Written problem >> Copy the lines that follow, keeping every character the same.

>> Begin Exercise data

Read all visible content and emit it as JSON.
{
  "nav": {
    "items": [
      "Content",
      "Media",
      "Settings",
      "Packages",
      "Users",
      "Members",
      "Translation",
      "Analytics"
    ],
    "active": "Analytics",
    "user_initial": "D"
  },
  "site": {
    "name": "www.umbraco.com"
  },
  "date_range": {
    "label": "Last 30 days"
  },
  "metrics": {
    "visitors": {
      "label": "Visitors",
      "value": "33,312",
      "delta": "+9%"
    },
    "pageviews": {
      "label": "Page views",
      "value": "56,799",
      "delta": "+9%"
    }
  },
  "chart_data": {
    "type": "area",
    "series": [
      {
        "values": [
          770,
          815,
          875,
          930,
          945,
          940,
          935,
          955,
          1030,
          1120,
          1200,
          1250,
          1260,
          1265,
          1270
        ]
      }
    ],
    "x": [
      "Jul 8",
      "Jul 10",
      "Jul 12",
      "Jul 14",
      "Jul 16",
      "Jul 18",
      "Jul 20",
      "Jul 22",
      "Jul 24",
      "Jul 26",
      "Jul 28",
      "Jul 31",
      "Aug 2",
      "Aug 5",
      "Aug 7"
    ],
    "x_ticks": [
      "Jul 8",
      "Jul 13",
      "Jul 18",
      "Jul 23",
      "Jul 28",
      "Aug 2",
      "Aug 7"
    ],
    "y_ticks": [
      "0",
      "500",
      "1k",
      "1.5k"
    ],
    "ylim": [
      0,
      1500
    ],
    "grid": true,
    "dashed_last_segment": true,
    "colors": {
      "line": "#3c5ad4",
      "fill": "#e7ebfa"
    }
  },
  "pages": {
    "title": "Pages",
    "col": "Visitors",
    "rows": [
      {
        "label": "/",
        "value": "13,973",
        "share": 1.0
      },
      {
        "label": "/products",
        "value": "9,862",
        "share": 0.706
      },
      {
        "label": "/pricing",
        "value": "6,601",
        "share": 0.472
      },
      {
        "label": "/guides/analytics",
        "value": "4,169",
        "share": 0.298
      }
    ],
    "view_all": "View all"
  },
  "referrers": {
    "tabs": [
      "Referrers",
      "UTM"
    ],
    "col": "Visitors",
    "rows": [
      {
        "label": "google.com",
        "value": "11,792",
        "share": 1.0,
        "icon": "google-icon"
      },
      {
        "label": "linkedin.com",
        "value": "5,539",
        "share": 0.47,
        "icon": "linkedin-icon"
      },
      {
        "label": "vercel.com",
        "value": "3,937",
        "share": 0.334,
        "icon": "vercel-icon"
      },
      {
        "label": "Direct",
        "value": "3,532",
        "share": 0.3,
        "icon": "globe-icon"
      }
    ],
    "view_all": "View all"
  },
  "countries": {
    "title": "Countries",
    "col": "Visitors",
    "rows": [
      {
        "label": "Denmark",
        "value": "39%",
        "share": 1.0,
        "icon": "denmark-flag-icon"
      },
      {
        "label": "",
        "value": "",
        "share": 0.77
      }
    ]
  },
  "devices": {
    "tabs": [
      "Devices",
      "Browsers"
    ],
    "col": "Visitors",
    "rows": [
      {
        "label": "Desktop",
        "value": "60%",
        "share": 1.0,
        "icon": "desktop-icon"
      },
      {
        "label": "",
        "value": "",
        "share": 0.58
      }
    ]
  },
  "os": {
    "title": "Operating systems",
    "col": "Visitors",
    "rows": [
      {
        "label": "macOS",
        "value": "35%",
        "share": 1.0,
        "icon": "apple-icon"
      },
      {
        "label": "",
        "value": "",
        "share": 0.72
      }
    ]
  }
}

>> End Exercise data

Solution >>
Read all visible content and emit it as JSON.
{
  "nav": {
    "items": [
      "Content",
      "Media",
      "Settings",
      "Packages",
      "Users",
      "Members",
      "Translation",
      "Analytics"
    ],
    "active": "Analytics",
    "user_initial": "D"
  },
  "site": {
    "name": "www.umbraco.com"
  },
  "date_range": {
    "label": "Last 30 days"
  },
  "metrics": {
    "visitors": {
      "label": "Visitors",
      "value": "33,312",
      "delta": "+9%"
    },
    "pageviews": {
      "label": "Page views",
      "value": "56,799",
      "delta": "+9%"
    }
  },
  "chart_data": {
    "type": "area",
    "series": [
      {
        "values": [
          770,
          815,
          875,
          930,
          945,
          940,
          935,
          955,
          1030,
          1120,
          1200,
          1250,
          1260,
          1265,
          1270
        ]
      }
    ],
    "x": [
      "Jul 8",
      "Jul 10",
      "Jul 12",
      "Jul 14",
      "Jul 16",
      "Jul 18",
      "Jul 20",
      "Jul 22",
      "Jul 24",
      "Jul 26",
      "Jul 28",
      "Jul 31",
      "Aug 2",
      "Aug 5",
      "Aug 7"
    ],
    "x_ticks": [
      "Jul 8",
      "Jul 13",
      "Jul 18",
      "Jul 23",
      "Jul 28",
      "Aug 2",
      "Aug 7"
    ],
    "y_ticks": [
      "0",
      "500",
      "1k",
      "1.5k"
    ],
    "ylim": [
      0,
      1500
    ],
    "grid": true,
    "dashed_last_segment": true,
    "colors": {
      "line": "#3c5ad4",
      "fill": "#e7ebfa"
    }
  },
  "pages": {
    "title": "Pages",
    "col": "Visitors",
    "rows": [
      {
        "label": "/",
        "value": "13,973",
        "share": 1.0
      },
      {
        "label": "/products",
        "value": "9,862",
        "share": 0.706
      },
      {
        "label": "/pricing",
        "value": "6,601",
        "share": 0.472
      },
      {
        "label": "/guides/analytics",
        "value": "4,169",
        "share": 0.298
      }
    ],
    "view_all": "View all"
  },
  "referrers": {
    "tabs": [
      "Referrers",
      "UTM"
    ],
    "col": "Visitors",
    "rows": [
      {
        "label": "google.com",
        "value": "11,792",
        "share": 1.0,
        "icon": "google-icon"
      },
      {
        "label": "linkedin.com",
        "value": "5,539",
        "share": 0.47,
        "icon": "linkedin-icon"
      },
      {
        "label": "vercel.com",
        "value": "3,937",
        "share": 0.334,
        "icon": "vercel-icon"
      },
      {
        "label": "Direct",
        "value": "3,532",
        "share": 0.3,
        "icon": "globe-icon"
      }
    ],
    "view_all": "View all"
  },
  "countries": {
    "title": "Countries",
    "col": "Visitors",
    "rows": [
      {
        "label": "Denmark",
        "value": "39%",
        "share": 1.0,
        "icon": "denmark-flag-icon"
      },
      {
        "label": "",
        "value": "",
        "share": 0.77
      }
    ]
  },
  "devices": {
    "tabs": [
      "Devices",
      "Browsers"
    ],
    "col": "Visitors",
    "rows": [
      {
        "label": "Desktop",
        "value": "60%",
        "share": 1.0,
        "icon": "desktop-icon"
      },
      {
        "label": "",
        "value": "",
        "share": 0.58
      }
    ]
  },
  "os": {
    "title": "Operating systems",
    "col": "Visitors",
    "rows": [
      {
        "label": "macOS",
        "value": "35%",
        "share": 1.0,
        "icon": "apple-icon"
      },
      {
        "label": "",
        "value": "",
        "share": 0.72
      }
    ]
  }
}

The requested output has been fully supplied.